##### Material provided

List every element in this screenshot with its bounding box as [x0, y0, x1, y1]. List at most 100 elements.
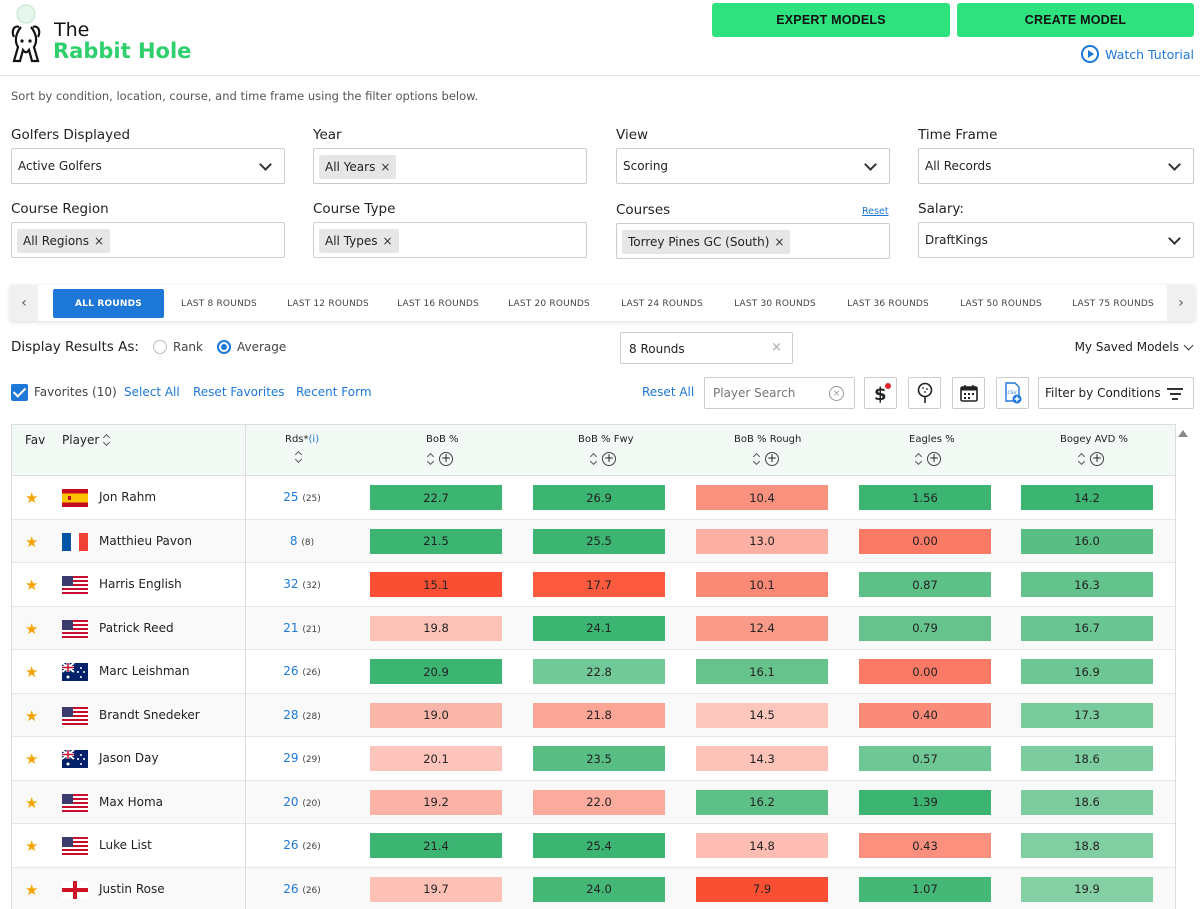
- favorite-star-icon[interactable]: ★: [25, 793, 39, 812]
- salary-select[interactable]: DraftKings: [918, 222, 1194, 258]
- add-column-icon[interactable]: +: [765, 451, 779, 466]
- table-row[interactable]: ★ Jon Rahm 25 (25) 22.7 26.9 10.4 1.56 14.2: [12, 476, 1175, 520]
- player-name[interactable]: Max Homa: [99, 794, 164, 809]
- player-name[interactable]: Justin Rose: [99, 881, 165, 896]
- expert-models-button[interactable]: EXPERT MODELS: [712, 3, 950, 37]
- table-row[interactable]: ★ Brandt Snedeker 28 (28) 19.0 21.8 14.5 0.40 1…: [12, 693, 1175, 737]
- rounds-count[interactable]: 21 (21): [262, 621, 342, 635]
- courses-select[interactable]: Torrey Pines GC (South) ×: [616, 223, 890, 259]
- my-saved-models-dropdown[interactable]: My Saved Models: [1075, 340, 1194, 354]
- date-filter-button[interactable]: [952, 377, 985, 409]
- tab-last-30-rounds[interactable]: LAST 30 ROUNDS: [734, 298, 816, 309]
- col-rds[interactable]: Rds*(i): [285, 434, 319, 445]
- tab-last-8-rounds[interactable]: LAST 8 ROUNDS: [181, 298, 257, 309]
- table-row[interactable]: ★ Harris English 32 (32) 15.1 17.7 10.1 0.87 16…: [12, 563, 1175, 607]
- recent-form-link[interactable]: Recent Form: [296, 385, 372, 399]
- reset-all-link[interactable]: Reset All: [642, 385, 695, 399]
- sort-icon[interactable]: [915, 454, 923, 465]
- average-radio-label[interactable]: Average: [237, 340, 287, 354]
- sort-icon[interactable]: [103, 435, 111, 446]
- courses-reset-link[interactable]: Reset: [862, 206, 889, 217]
- clear-icon[interactable]: ×: [771, 340, 782, 355]
- rounds-count[interactable]: 26 (26): [262, 664, 342, 678]
- view-select[interactable]: Scoring: [616, 148, 890, 184]
- player-search[interactable]: ×: [704, 377, 855, 409]
- rds-sort[interactable]: [295, 452, 303, 464]
- rounds-count[interactable]: 25 (25): [262, 490, 342, 504]
- favorite-star-icon[interactable]: ★: [25, 750, 39, 768]
- sort-icon[interactable]: [590, 454, 598, 465]
- tab-last-75-rounds[interactable]: LAST 75 ROUNDS: [1072, 298, 1154, 309]
- player-name[interactable]: Luke List: [99, 838, 152, 852]
- remove-chip-icon[interactable]: ×: [774, 235, 785, 249]
- player-name[interactable]: Brandt Snedeker: [99, 707, 200, 722]
- player-name[interactable]: Jon Rahm: [99, 490, 157, 504]
- remove-chip-icon[interactable]: ×: [94, 234, 105, 248]
- rounds-count[interactable]: 26 (26): [262, 882, 342, 896]
- select-all-link[interactable]: Select All: [124, 385, 180, 399]
- player-search-input[interactable]: [713, 386, 823, 400]
- table-row[interactable]: ★ Justin Rose 26 (26) 19.7 24.0 7.9 1.07 19.9: [12, 867, 1175, 909]
- rounds-count[interactable]: 8 (8): [262, 534, 342, 548]
- remove-chip-icon[interactable]: ×: [380, 160, 391, 174]
- tab-all-rounds[interactable]: ALL ROUNDS: [53, 289, 164, 318]
- region-chip[interactable]: All Regions ×: [17, 229, 111, 253]
- tab-last-24-rounds[interactable]: LAST 24 ROUNDS: [621, 298, 703, 309]
- tab-last-50-rounds[interactable]: LAST 50 ROUNDS: [960, 298, 1042, 309]
- table-row[interactable]: ★ Jason Day 29 (29) 20.1 23.5 14.3 0.57 18.6: [12, 737, 1175, 781]
- remove-chip-icon[interactable]: ×: [382, 234, 393, 248]
- favorite-star-icon[interactable]: ★: [25, 489, 39, 507]
- filter-by-conditions-button[interactable]: Filter by Conditions: [1038, 377, 1194, 409]
- golfers-select[interactable]: Active Golfers: [11, 148, 285, 184]
- logo[interactable]: The Rabbit Hole: [8, 3, 198, 67]
- courses-chip[interactable]: Torrey Pines GC (South) ×: [622, 230, 791, 254]
- create-model-button[interactable]: CREATE MODEL: [957, 3, 1194, 37]
- salary-filter-button[interactable]: $: [864, 377, 897, 409]
- favorite-star-icon[interactable]: ★: [25, 532, 39, 551]
- player-name[interactable]: Patrick Reed: [99, 620, 174, 635]
- year-chip[interactable]: All Years ×: [319, 155, 397, 179]
- chevron-left-icon[interactable]: ‹: [10, 285, 38, 321]
- tab-last-36-rounds[interactable]: LAST 36 ROUNDS: [847, 298, 929, 309]
- region-select[interactable]: All Regions ×: [11, 222, 285, 258]
- tab-last-20-rounds[interactable]: LAST 20 ROUNDS: [508, 298, 590, 309]
- year-select[interactable]: All Years ×: [313, 148, 587, 184]
- favorites-checkbox[interactable]: [11, 384, 28, 401]
- sort-icon[interactable]: [753, 454, 761, 465]
- scroll-up-icon[interactable]: [1178, 430, 1188, 437]
- add-column-icon[interactable]: +: [1090, 451, 1104, 466]
- add-column-icon[interactable]: +: [602, 451, 616, 466]
- table-row[interactable]: ★ Luke List 26 (26) 21.4 25.4 14.8 0.43 18.8: [12, 824, 1175, 868]
- favorite-star-icon[interactable]: ★: [25, 663, 39, 681]
- tab-last-12-rounds[interactable]: LAST 12 ROUNDS: [287, 298, 369, 309]
- table-row[interactable]: ★ Matthieu Pavon 8 (8) 21.5 25.5 13.0 0.00 16.0: [12, 519, 1175, 563]
- table-row[interactable]: ★ Marc Leishman 26 (26) 20.9 22.8 16.1 0.00 16.…: [12, 650, 1175, 694]
- watch-tutorial-link[interactable]: Watch Tutorial: [1081, 45, 1194, 63]
- reset-favorites-link[interactable]: Reset Favorites: [193, 385, 285, 399]
- course-filter-button[interactable]: [908, 377, 941, 409]
- chevron-right-icon[interactable]: ›: [1167, 285, 1195, 321]
- favorite-star-icon[interactable]: ★: [25, 880, 39, 899]
- player-name[interactable]: Marc Leishman: [99, 664, 190, 678]
- add-column-icon[interactable]: +: [927, 451, 941, 466]
- add-column-icon[interactable]: +: [439, 451, 453, 466]
- rounds-count[interactable]: 32 (32): [262, 577, 342, 591]
- clear-search-icon[interactable]: ×: [829, 386, 844, 401]
- rounds-select[interactable]: 8 Rounds ×: [620, 332, 793, 364]
- rounds-count[interactable]: 26 (26): [262, 838, 342, 852]
- table-row[interactable]: ★ Max Homa 20 (20) 19.2 22.0 16.2 1.39 18.6: [12, 780, 1175, 824]
- favorite-star-icon[interactable]: ★: [25, 706, 39, 725]
- rank-radio[interactable]: [153, 340, 167, 354]
- player-name[interactable]: Matthieu Pavon: [99, 533, 192, 548]
- course-type-chip[interactable]: All Types ×: [319, 229, 399, 253]
- col-player[interactable]: Player: [62, 433, 111, 447]
- export-csv-button[interactable]: CSV: [996, 377, 1029, 409]
- rounds-count[interactable]: 29 (29): [262, 751, 342, 765]
- rounds-count[interactable]: 20 (20): [262, 795, 342, 809]
- player-name[interactable]: Jason Day: [99, 751, 159, 765]
- player-name[interactable]: Harris English: [99, 577, 182, 591]
- rounds-count[interactable]: 28 (28): [262, 708, 342, 722]
- favorite-star-icon[interactable]: ★: [25, 576, 39, 594]
- timeframe-select[interactable]: All Records: [918, 148, 1194, 184]
- sort-icon[interactable]: [295, 452, 303, 463]
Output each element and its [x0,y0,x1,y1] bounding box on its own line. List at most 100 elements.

##########

Repeat the lines of the listing word for word, starting with the line containing "- favorite-star-icon[interactable]: ★: [25, 793, 39, 812]" and going on through the line containing "- col-rds[interactable]: Rds*(i): [285, 434, 319, 445]", both included.

• [Output for this task]:
- favorite-star-icon[interactable]: ★: [25, 793, 39, 812]
- salary-select[interactable]: DraftKings: [918, 222, 1194, 258]
- add-column-icon[interactable]: +: [765, 451, 779, 466]
- table-row[interactable]: ★ Jon Rahm 25 (25) 22.7 26.9 10.4 1.56 14.2: [12, 476, 1175, 520]
- player-name[interactable]: Max Homa: [99, 794, 164, 809]
- player-name[interactable]: Justin Rose: [99, 881, 165, 896]
- expert-models-button[interactable]: EXPERT MODELS: [712, 3, 950, 37]
- table-row[interactable]: ★ Brandt Snedeker 28 (28) 19.0 21.8 14.5 0.40 1…: [12, 693, 1175, 737]
- rounds-count[interactable]: 21 (21): [262, 621, 342, 635]
- courses-select[interactable]: Torrey Pines GC (South) ×: [616, 223, 890, 259]
- my-saved-models-dropdown[interactable]: My Saved Models: [1075, 340, 1194, 354]
- date-filter-button[interactable]: [952, 377, 985, 409]
- tab-last-30-rounds[interactable]: LAST 30 ROUNDS: [734, 298, 816, 309]
- col-rds[interactable]: Rds*(i): [285, 434, 319, 445]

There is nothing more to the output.